■ Exercise objective: Search the records for the word "Fuel" and pick out every line that has it.

┏━━

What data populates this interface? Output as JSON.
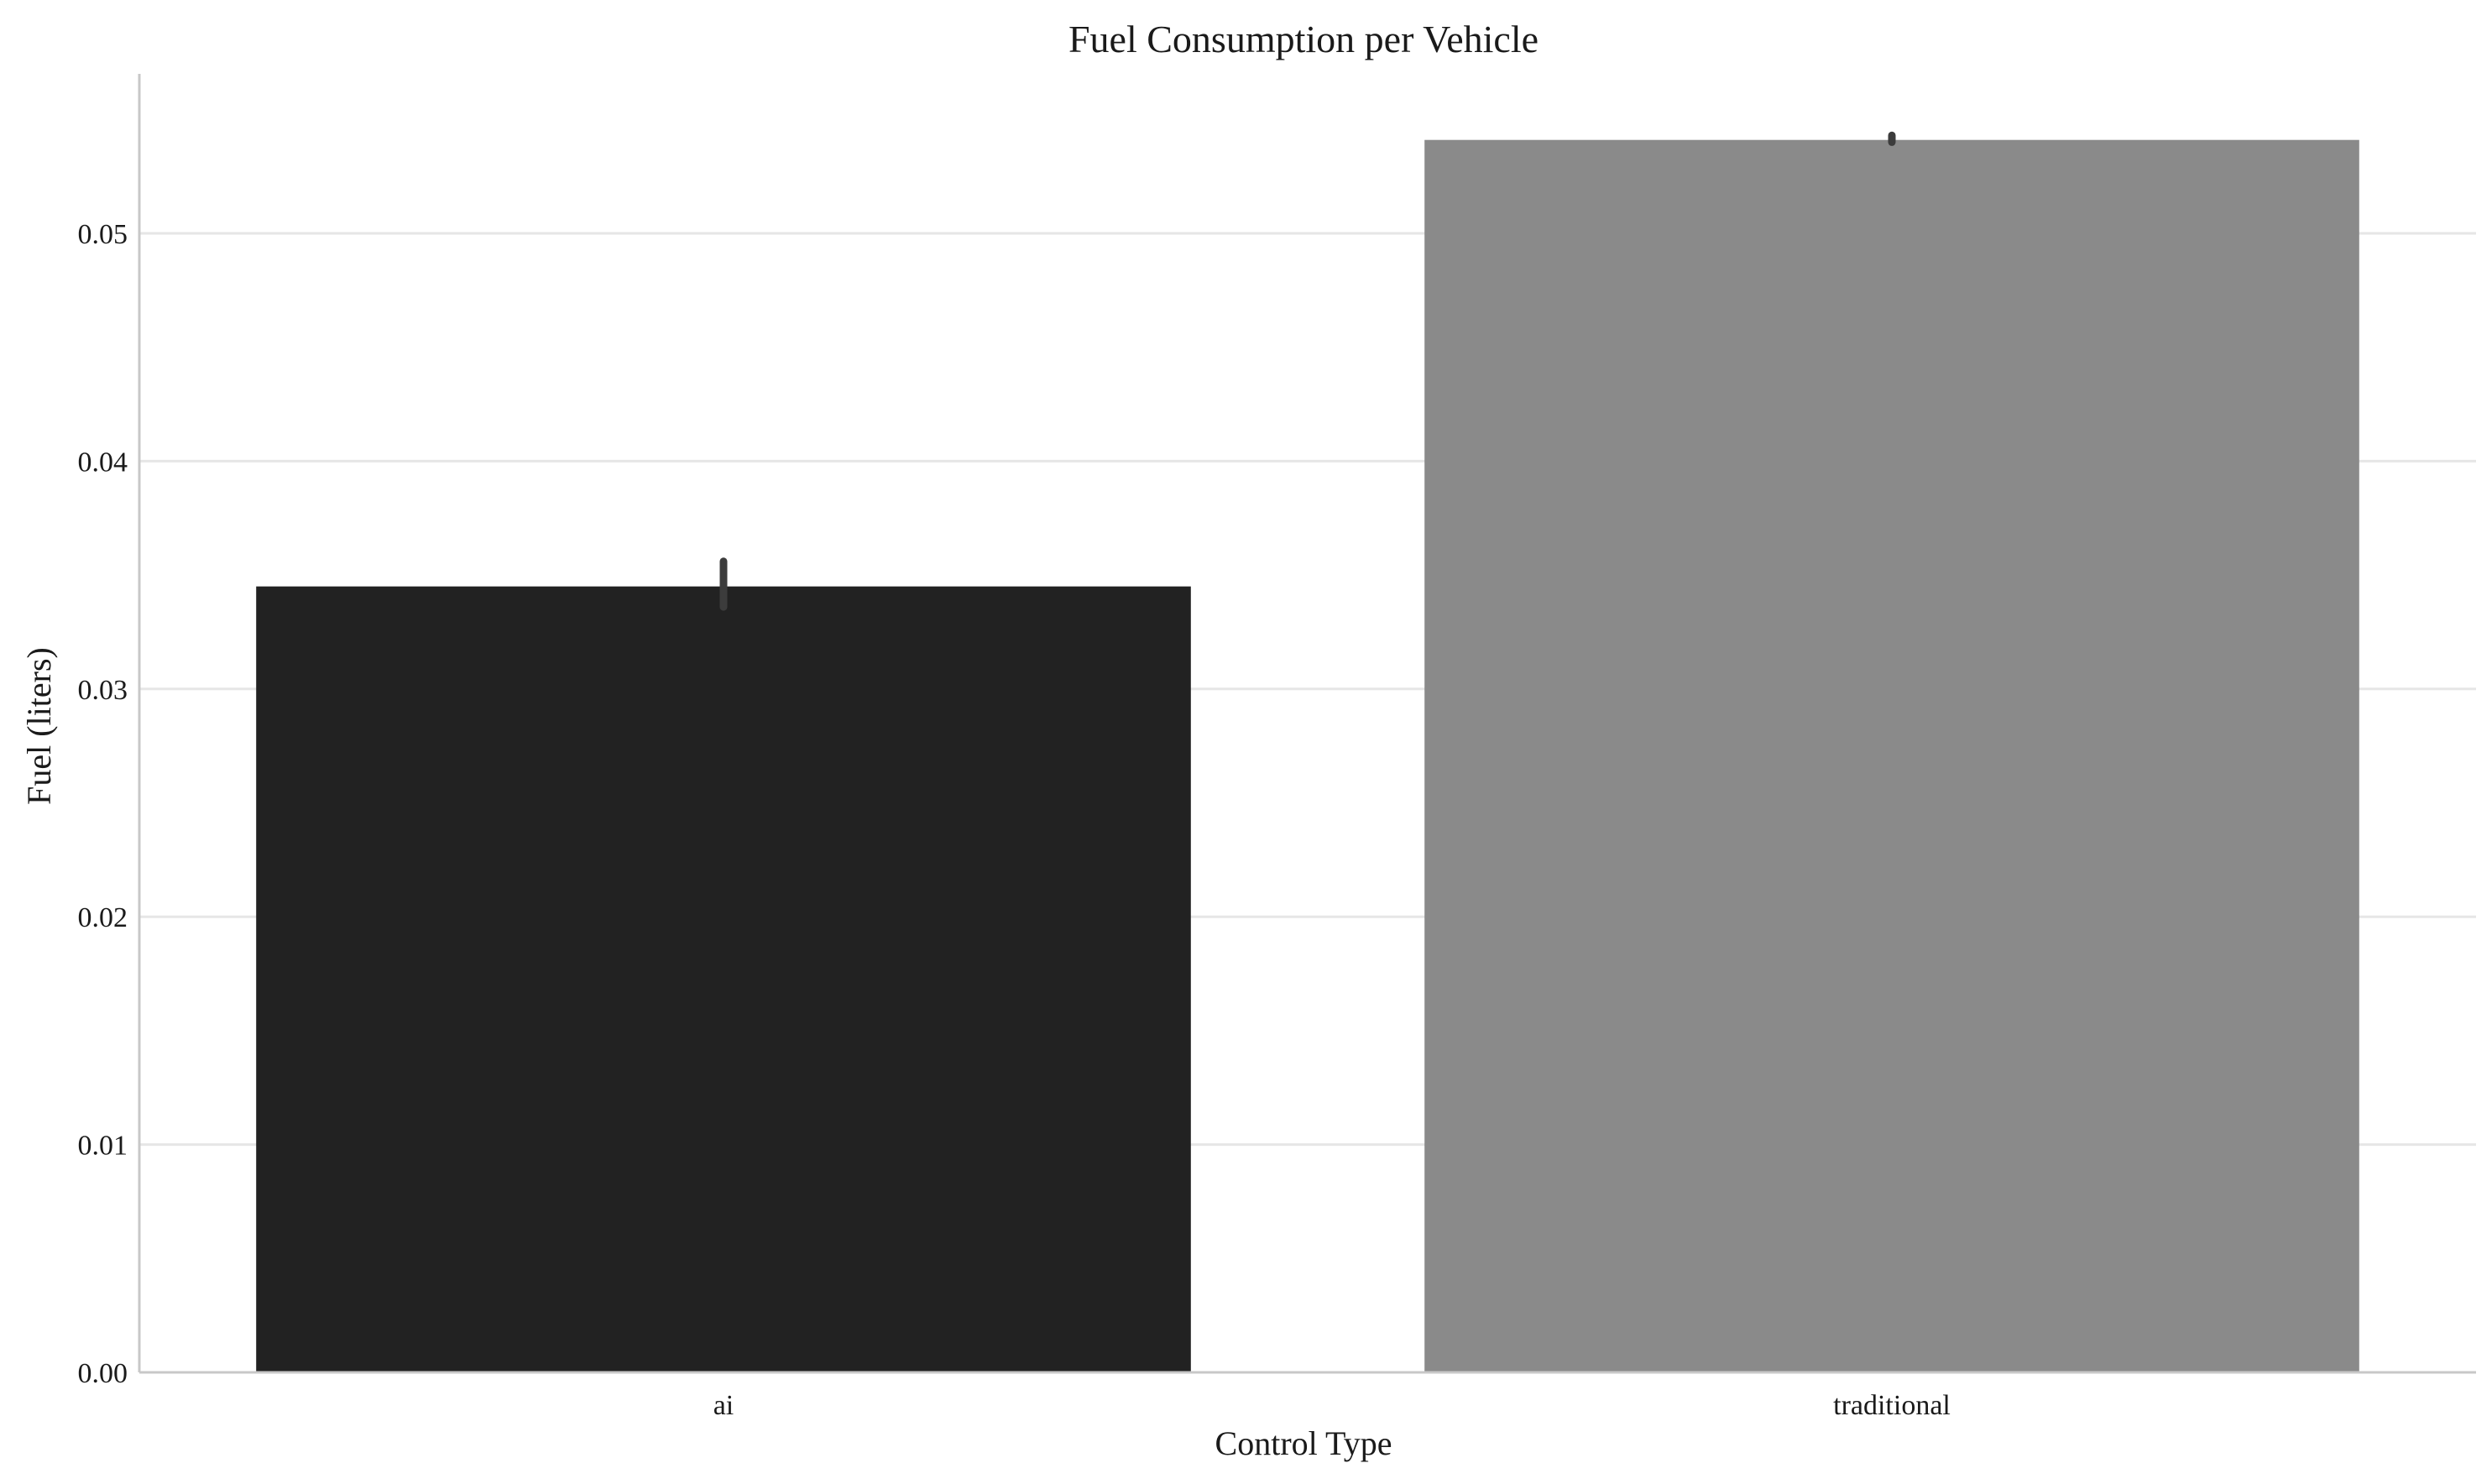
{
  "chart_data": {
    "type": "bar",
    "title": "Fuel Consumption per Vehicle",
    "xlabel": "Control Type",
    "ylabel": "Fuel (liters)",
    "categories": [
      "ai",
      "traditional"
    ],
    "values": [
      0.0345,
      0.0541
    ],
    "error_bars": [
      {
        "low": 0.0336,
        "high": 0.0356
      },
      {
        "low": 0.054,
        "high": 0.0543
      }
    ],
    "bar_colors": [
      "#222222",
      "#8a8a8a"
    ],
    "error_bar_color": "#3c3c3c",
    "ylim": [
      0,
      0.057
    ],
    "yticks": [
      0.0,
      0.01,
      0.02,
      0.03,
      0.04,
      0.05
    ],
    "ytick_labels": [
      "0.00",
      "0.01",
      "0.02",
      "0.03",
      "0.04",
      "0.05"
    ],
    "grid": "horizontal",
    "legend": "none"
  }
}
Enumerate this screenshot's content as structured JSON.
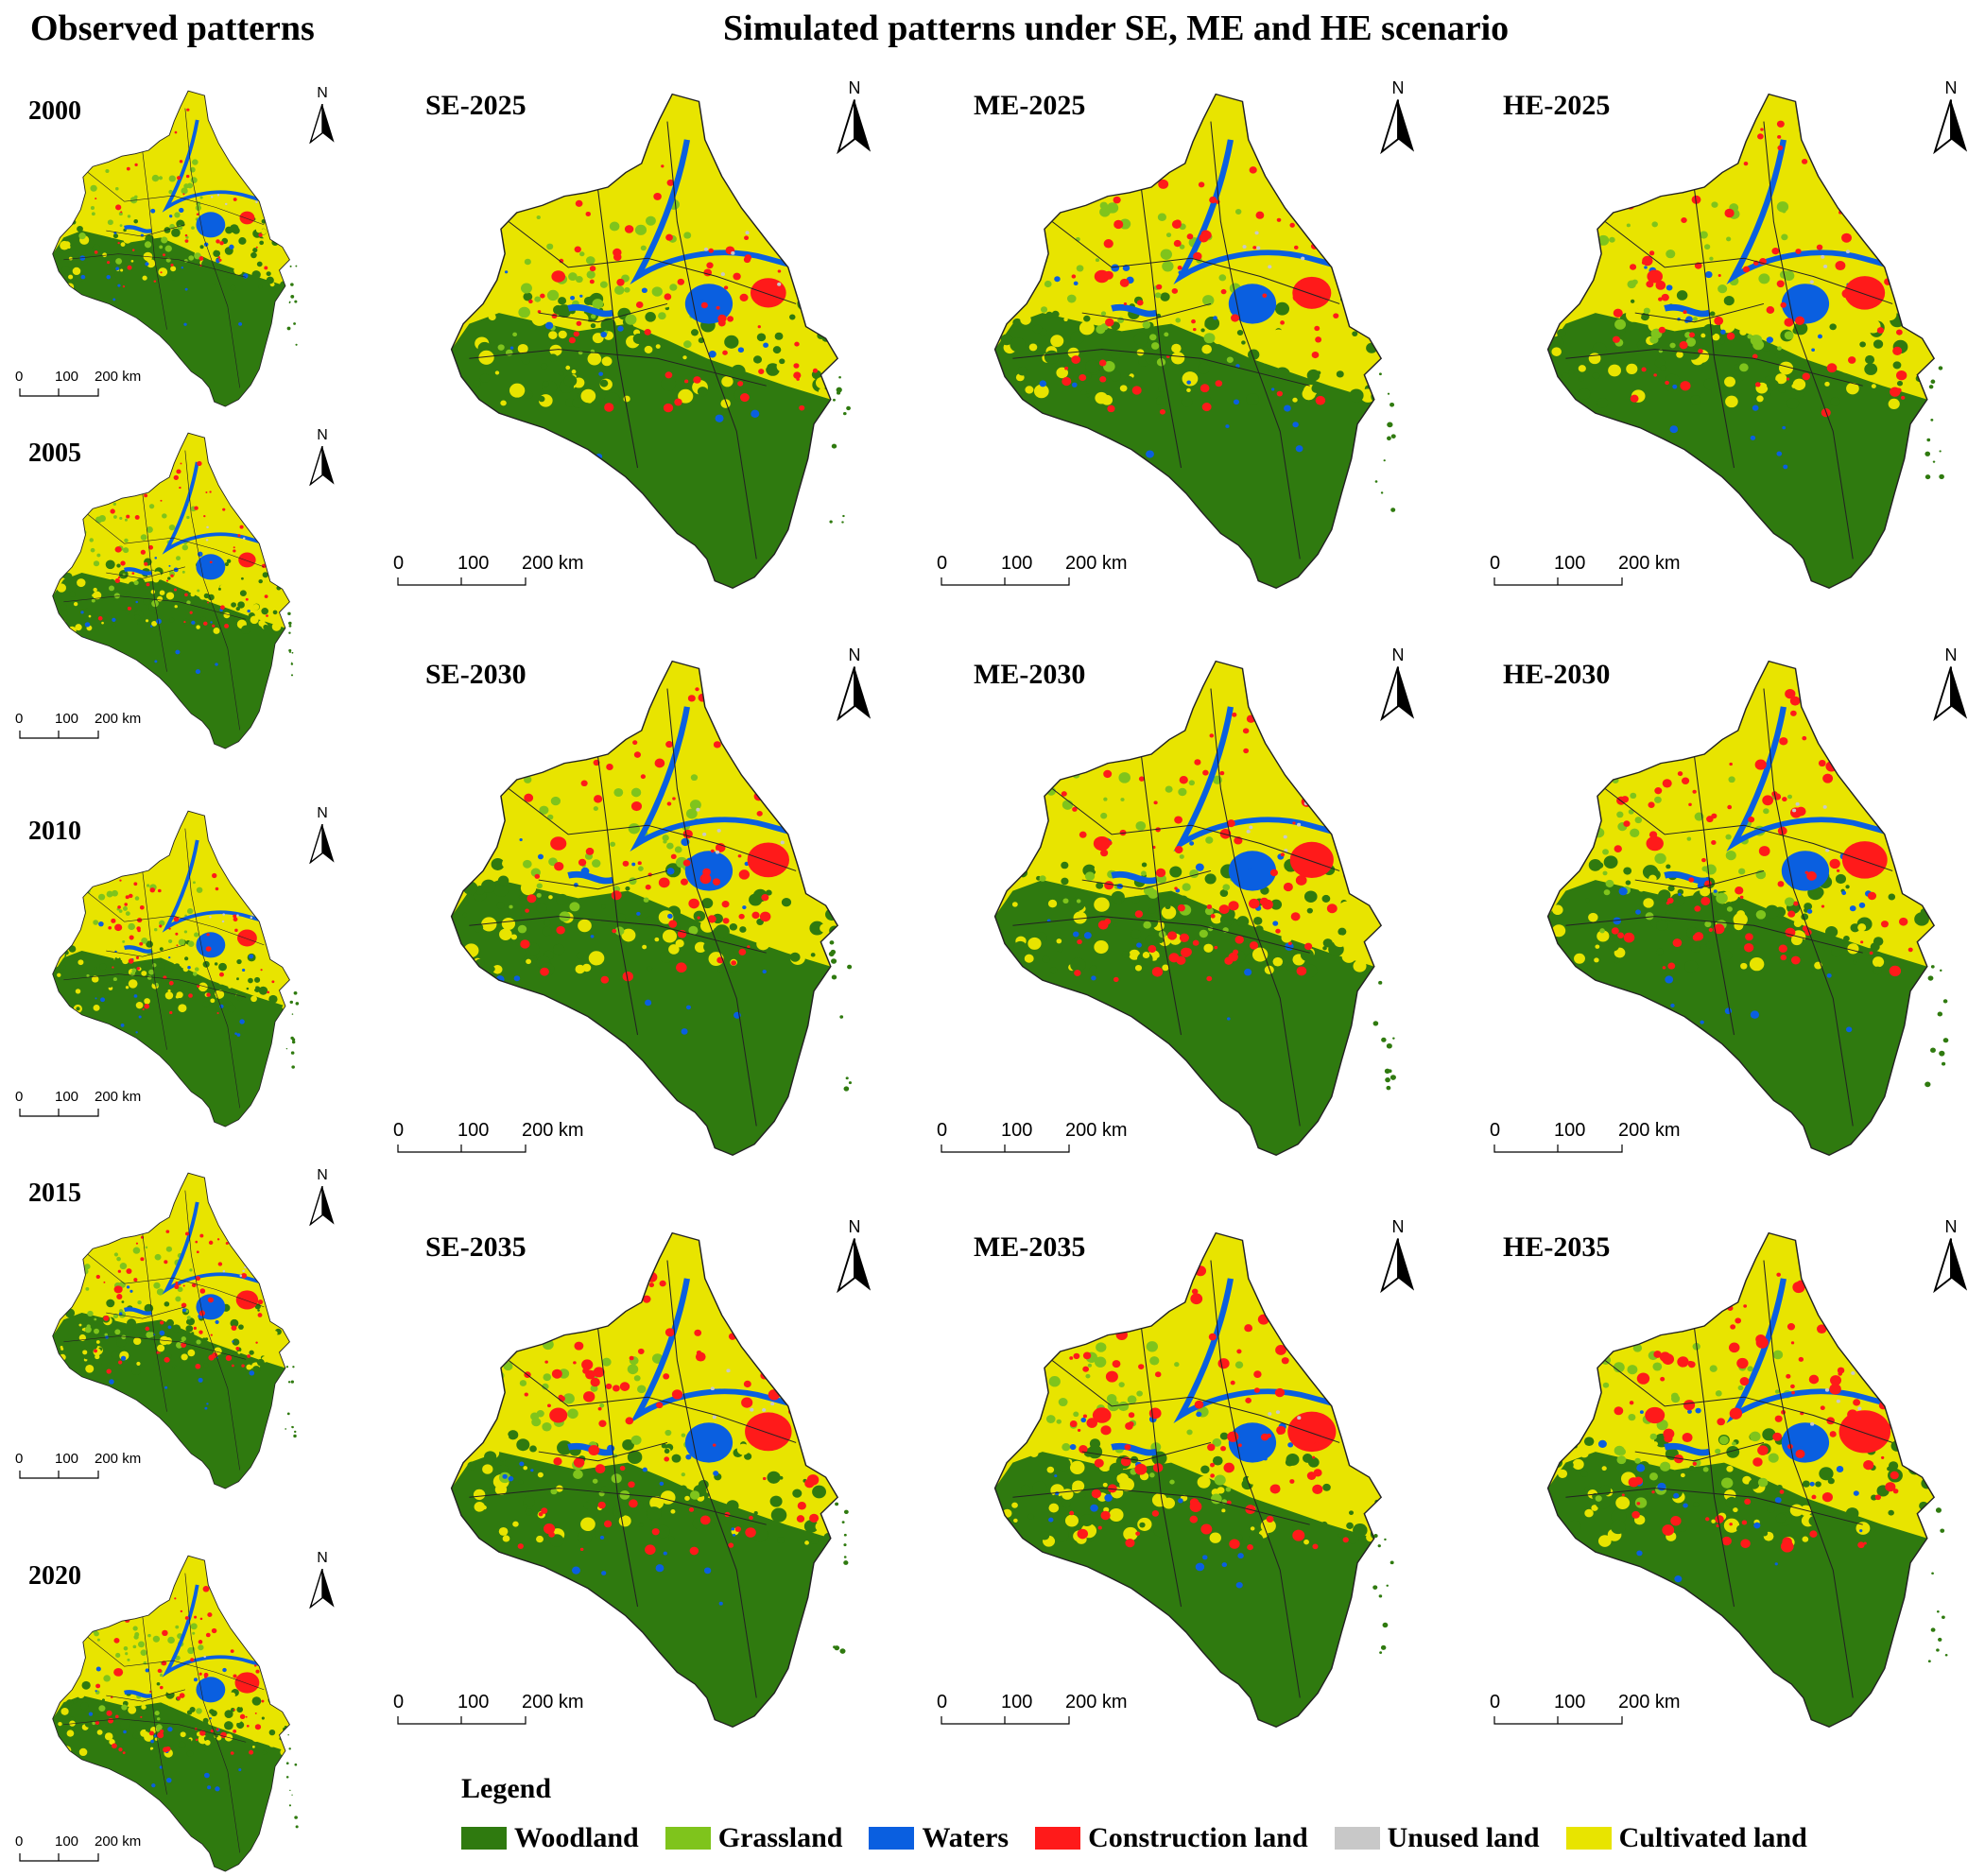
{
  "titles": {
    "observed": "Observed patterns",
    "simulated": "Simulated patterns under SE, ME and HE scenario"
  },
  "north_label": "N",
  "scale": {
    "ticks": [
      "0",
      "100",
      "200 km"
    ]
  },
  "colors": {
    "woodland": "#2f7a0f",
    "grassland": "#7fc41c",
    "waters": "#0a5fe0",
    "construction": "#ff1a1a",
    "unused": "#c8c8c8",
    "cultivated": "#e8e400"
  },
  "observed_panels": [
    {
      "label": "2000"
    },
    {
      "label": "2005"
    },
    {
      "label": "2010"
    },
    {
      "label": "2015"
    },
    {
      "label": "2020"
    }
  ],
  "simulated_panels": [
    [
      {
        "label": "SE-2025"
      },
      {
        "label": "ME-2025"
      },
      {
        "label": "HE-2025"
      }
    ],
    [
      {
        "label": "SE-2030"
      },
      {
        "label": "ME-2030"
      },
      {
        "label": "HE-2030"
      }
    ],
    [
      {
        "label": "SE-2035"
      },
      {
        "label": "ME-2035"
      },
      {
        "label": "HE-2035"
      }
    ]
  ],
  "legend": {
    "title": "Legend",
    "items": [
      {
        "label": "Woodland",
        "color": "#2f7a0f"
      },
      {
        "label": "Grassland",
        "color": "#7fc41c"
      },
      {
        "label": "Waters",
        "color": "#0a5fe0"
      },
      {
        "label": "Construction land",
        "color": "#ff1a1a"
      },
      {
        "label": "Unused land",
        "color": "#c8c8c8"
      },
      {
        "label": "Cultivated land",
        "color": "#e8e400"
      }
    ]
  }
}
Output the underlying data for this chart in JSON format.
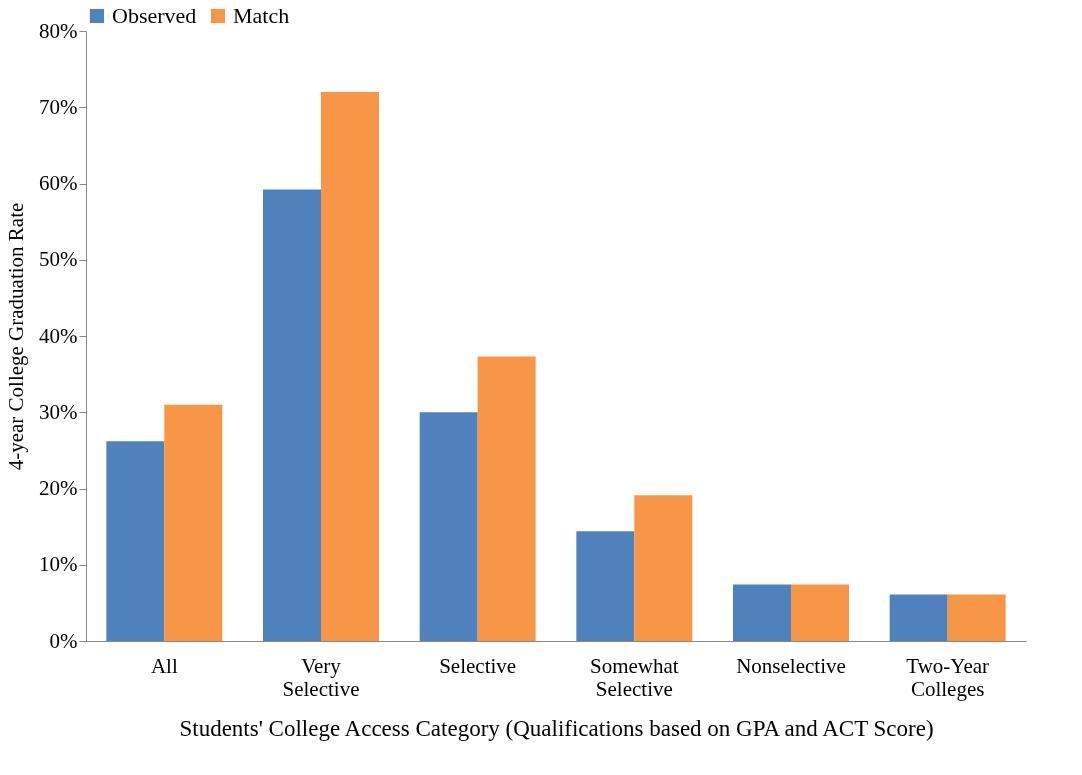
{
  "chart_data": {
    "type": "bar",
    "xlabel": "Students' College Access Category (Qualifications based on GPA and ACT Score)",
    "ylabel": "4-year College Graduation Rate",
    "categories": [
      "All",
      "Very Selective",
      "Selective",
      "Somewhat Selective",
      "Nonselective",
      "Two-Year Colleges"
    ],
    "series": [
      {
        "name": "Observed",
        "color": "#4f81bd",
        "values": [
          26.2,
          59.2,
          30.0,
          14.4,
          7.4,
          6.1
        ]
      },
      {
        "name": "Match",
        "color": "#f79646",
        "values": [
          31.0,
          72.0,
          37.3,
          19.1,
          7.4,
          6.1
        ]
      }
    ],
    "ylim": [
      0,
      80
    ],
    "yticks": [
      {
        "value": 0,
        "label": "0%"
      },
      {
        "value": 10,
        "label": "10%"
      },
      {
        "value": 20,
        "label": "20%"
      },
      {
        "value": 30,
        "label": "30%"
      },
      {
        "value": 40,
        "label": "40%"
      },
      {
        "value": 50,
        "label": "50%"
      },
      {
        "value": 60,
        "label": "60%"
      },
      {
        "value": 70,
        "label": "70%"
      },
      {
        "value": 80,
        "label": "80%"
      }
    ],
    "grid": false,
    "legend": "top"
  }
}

┗━━

■ Written response:
    "title": "Fuel Consumption per Vehicle",
    "ylabel": "Fuel (liters)",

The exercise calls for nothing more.